The package may also include generic `import` functions that return specific types of data. Particularly `import_ohlc()` for open, high, low, close, (adjusted, volume), and `import_bbo()` for best bid and offer.

#### Periodicity

The `periodicity` argument specifies the interval between data points (e.g. daily, monthly, 15-minute). The data source determines the possible periodicity values, so they're responsible for ensuring the requested periodicity value is available from the data source. 'rfimport' will provide a standard way to specify the periodicity values. Then the source methods can translate those values into the value source needs. For example, one data source may use "monthly" for monthly data and another may use "months". Users would set `periodicity = "months"` for either source and the source method would translate the value to "monthly", if necessary.

#### Source Methods

Each data source will have a S3 method for the relevant import generics, rather than a `src` argument like `getSymbols()`. Calling `import(sym_yahoo("SPY"))` will call the corresponding `import.yahoo()` method to import data from Yahoo Finance.

#####

> _SET TASKS_:
1 – Rewrite the stretch of the rfimport text from "The package may" through "bid and offer.", putting "particular" in place of "specific".
2 – Answer these questions about the rfimport text.
(a) Which function is named for best bid and offer data?
(b) What periodicity value would users set for monthly data from either source?
(c) Which method does calling `import(sym_yahoo("SPY"))` call?
Rely solely on the rfimport text.

Items from a data source
#####

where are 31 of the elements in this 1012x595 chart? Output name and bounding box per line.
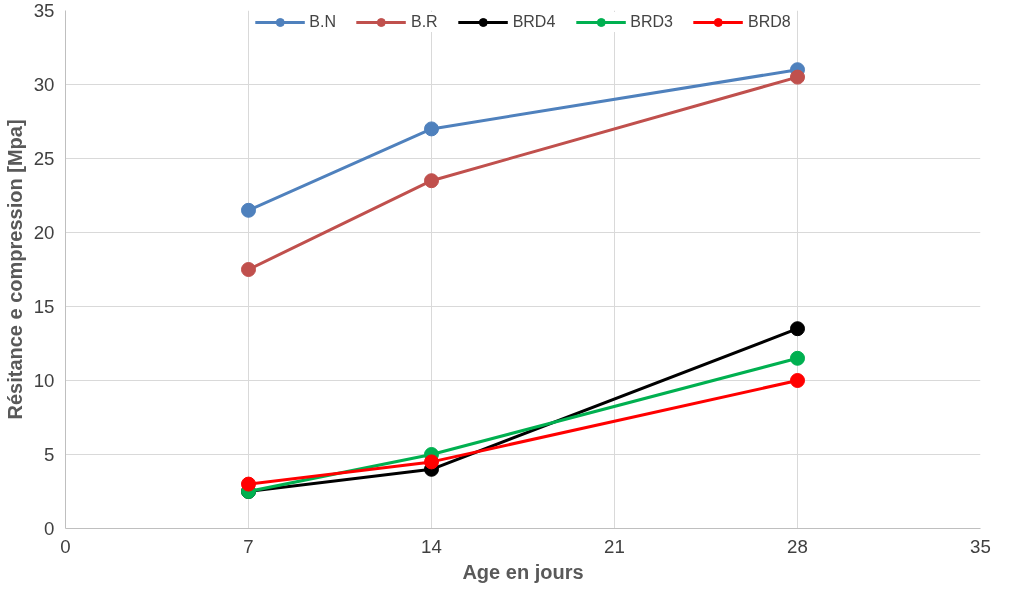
- x-tick-label: 35: [970, 535, 991, 557]
- y-tick-label: 10: [33, 370, 55, 391]
- legend-label: BRD4: [512, 13, 556, 31]
- legend-label: BRD3: [630, 13, 674, 31]
- point: [424, 173, 439, 189]
- y-axis-title: Résitance e compression [Mpa]: [3, 119, 26, 420]
- point: [790, 321, 805, 337]
- legend-label: B.N: [309, 13, 336, 31]
- legend-label: B.R: [410, 13, 438, 31]
- y-tick-label: 30: [33, 74, 55, 95]
- point: [790, 373, 805, 388]
- point: [790, 350, 805, 366]
- point: [241, 202, 256, 218]
- y-tick-label: 0: [44, 518, 55, 539]
- x-axis-title: Age en jours: [462, 560, 584, 583]
- x-tick-label: 21: [604, 535, 625, 557]
- x-tick-label: 28: [787, 535, 808, 557]
- point: [241, 476, 256, 492]
- y-tick-label: 25: [33, 148, 55, 169]
- point: [424, 454, 439, 470]
- point: [790, 69, 805, 85]
- point: [241, 262, 256, 277]
- x-tick-label: 7: [243, 535, 254, 557]
- legend-label: BRD8: [748, 13, 791, 31]
- y-tick-label: 5: [44, 444, 55, 465]
- y-tick-label: 20: [33, 222, 55, 243]
- y-tick-label: 35: [33, 0, 55, 21]
- x-tick-label: 0: [60, 535, 71, 557]
- x-tick-label: 14: [421, 535, 442, 557]
- y-tick-label: 15: [33, 296, 55, 317]
- point: [424, 121, 439, 137]
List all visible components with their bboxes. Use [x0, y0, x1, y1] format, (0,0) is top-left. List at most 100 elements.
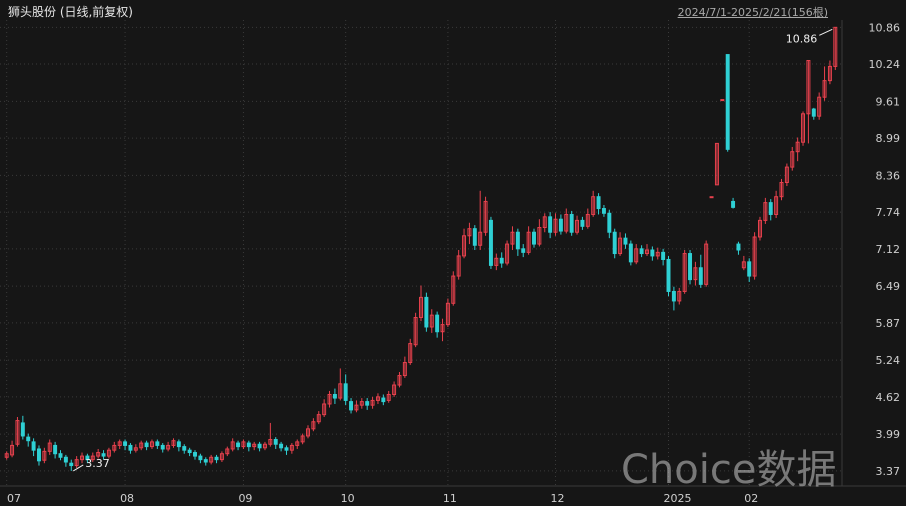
candle-body: [219, 453, 224, 461]
candle: [440, 318, 445, 342]
candle: [822, 66, 827, 101]
candles: [4, 26, 838, 471]
candle-body: [827, 65, 832, 82]
candle: [575, 215, 580, 235]
chart-title: 狮头股份 (日线,前复权): [8, 5, 133, 19]
candle: [494, 253, 499, 271]
candle: [752, 232, 757, 280]
candle-body: [80, 455, 84, 461]
candle-body: [564, 213, 569, 232]
candle: [381, 394, 386, 406]
date-range[interactable]: 2024/7/1-2025/2/21(156根): [677, 6, 828, 19]
candle-body: [515, 231, 520, 250]
candle: [26, 433, 31, 447]
candle-body: [31, 441, 36, 451]
candle-body: [774, 196, 779, 215]
candle: [155, 439, 160, 449]
candle: [806, 59, 811, 144]
candle-body: [327, 393, 332, 405]
x-tick-label: 07: [7, 492, 21, 505]
candle: [166, 441, 171, 452]
candle: [526, 226, 531, 255]
candle: [397, 371, 402, 388]
candle-body: [10, 444, 15, 456]
candle-body: [198, 455, 203, 461]
x-tick-label: 02: [744, 492, 758, 505]
candle-body: [273, 439, 278, 445]
candle-body: [123, 441, 128, 446]
candle-body: [171, 440, 176, 446]
candle-body: [209, 456, 214, 463]
candle-body: [128, 444, 133, 451]
candle-body: [688, 253, 693, 281]
candle-body: [752, 236, 757, 277]
candle-body: [440, 324, 445, 333]
candle: [128, 443, 133, 454]
candle-body: [677, 290, 682, 302]
candle-body: [478, 231, 483, 246]
candle: [69, 459, 74, 471]
candle: [289, 443, 294, 454]
candle: [182, 444, 187, 454]
candle-body: [408, 343, 413, 364]
candle: [623, 233, 628, 249]
candle: [198, 453, 203, 464]
candle-body: [806, 59, 811, 115]
candle: [144, 440, 149, 451]
candle: [53, 441, 58, 459]
candle-body: [822, 80, 827, 98]
candle: [176, 439, 181, 452]
candle-body: [795, 141, 800, 153]
candle: [327, 390, 332, 408]
candle: [435, 311, 440, 338]
candle-body: [268, 439, 273, 445]
candle: [515, 228, 520, 256]
candle: [193, 450, 197, 460]
candle-body: [90, 455, 95, 461]
grid-lines: [0, 20, 906, 487]
y-tick-label: 7.12: [876, 243, 901, 256]
candle: [90, 452, 95, 463]
candle: [483, 196, 488, 236]
candle-body: [714, 142, 719, 186]
candle-body: [332, 393, 337, 399]
candle-body: [300, 435, 305, 443]
candle: [607, 209, 612, 239]
candle: [499, 252, 504, 268]
candle: [149, 439, 154, 449]
candle-body: [284, 447, 289, 451]
candle-body: [311, 421, 316, 430]
candle-body: [381, 397, 386, 403]
y-tick-label: 3.99: [876, 428, 901, 441]
max-label: 10.86: [786, 32, 818, 45]
candle-body: [144, 442, 149, 448]
candle-body: [532, 231, 536, 245]
candle: [790, 146, 795, 171]
candle: [214, 454, 219, 464]
candle-body: [472, 228, 477, 246]
watermark-logo: Choice数据: [621, 447, 837, 493]
candle-body: [4, 453, 9, 458]
candle: [521, 244, 526, 258]
candle: [42, 447, 47, 464]
candle-body: [575, 219, 580, 233]
candle-body: [338, 383, 343, 399]
candle-body: [666, 258, 671, 292]
candle: [295, 439, 300, 449]
y-tick-label: 5.87: [876, 317, 901, 330]
candle-body: [155, 441, 160, 446]
candle: [36, 445, 41, 466]
y-tick-label: 10.24: [869, 58, 901, 71]
y-tick-label: 7.74: [876, 206, 901, 219]
candle-body: [628, 243, 633, 263]
candle: [612, 228, 617, 259]
candle: [311, 418, 316, 432]
candle-body: [316, 414, 321, 423]
candle-body: [456, 255, 461, 277]
candle-body: [591, 196, 596, 215]
candle: [553, 213, 558, 236]
candle-body: [96, 452, 101, 457]
candle-body: [585, 213, 590, 227]
candle: [392, 381, 397, 397]
candle: [85, 453, 90, 464]
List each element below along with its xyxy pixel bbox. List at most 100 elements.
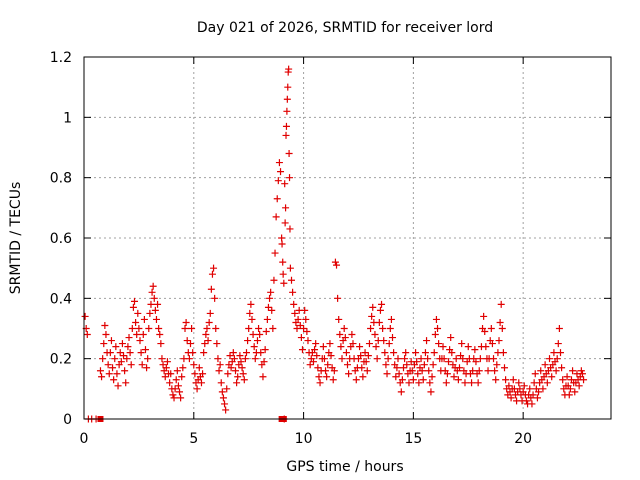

#####

> _OUTPUTS_:
1 –
The package may also include generic `import` functions that return particular types of data. Particularly `import_ohlc()` for open, high, low, close, (adjusted, volume), and `import_bbo()` for best bid and offer.

2 –
(a) `import_bbo()`
(b) "months"
(c) `import.yahoo()`